*DIRECTION*: Go through the material below and copy all lines with "профессор".
══════════
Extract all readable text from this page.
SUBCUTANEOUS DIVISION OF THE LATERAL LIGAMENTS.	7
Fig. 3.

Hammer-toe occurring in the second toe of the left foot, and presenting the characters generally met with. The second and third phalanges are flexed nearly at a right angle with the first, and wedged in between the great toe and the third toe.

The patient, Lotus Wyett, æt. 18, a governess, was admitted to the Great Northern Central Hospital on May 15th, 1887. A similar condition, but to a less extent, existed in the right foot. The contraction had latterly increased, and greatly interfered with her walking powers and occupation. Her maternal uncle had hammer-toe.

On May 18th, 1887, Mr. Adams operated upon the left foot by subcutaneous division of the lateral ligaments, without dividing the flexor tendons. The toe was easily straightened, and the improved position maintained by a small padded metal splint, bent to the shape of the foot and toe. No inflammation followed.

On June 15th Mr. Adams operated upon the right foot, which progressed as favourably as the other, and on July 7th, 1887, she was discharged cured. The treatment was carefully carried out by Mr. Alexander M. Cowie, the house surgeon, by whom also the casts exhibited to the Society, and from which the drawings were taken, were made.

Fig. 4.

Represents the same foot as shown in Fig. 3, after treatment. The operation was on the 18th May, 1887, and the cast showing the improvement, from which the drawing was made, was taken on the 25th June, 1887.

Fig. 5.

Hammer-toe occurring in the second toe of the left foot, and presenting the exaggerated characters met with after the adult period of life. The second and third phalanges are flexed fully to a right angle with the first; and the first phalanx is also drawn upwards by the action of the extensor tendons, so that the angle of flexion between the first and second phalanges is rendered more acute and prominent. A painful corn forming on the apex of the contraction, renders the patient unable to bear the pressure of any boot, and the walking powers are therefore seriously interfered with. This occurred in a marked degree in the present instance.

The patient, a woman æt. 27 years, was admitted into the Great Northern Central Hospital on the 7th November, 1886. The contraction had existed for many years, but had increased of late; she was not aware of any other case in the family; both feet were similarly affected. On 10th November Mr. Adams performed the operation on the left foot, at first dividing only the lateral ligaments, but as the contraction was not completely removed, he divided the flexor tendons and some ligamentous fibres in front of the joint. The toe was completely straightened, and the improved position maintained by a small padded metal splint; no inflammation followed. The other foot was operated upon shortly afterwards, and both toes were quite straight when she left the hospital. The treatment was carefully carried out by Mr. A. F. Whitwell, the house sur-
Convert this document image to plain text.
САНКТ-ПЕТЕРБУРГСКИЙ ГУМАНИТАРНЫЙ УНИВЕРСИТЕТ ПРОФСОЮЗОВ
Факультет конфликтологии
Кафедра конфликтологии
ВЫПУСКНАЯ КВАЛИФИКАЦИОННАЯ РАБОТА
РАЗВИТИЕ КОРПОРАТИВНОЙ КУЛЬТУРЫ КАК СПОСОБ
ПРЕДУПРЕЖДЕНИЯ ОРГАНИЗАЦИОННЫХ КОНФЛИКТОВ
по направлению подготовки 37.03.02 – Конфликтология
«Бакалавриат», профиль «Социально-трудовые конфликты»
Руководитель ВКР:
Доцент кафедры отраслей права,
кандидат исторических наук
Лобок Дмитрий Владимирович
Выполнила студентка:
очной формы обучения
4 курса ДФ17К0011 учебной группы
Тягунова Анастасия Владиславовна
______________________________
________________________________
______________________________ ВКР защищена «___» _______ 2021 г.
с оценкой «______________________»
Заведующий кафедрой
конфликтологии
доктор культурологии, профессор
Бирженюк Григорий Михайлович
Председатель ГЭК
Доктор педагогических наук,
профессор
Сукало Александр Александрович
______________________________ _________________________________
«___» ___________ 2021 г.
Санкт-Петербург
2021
══════════
*SOLUTION*:
доктор культурологии, профессор
профессор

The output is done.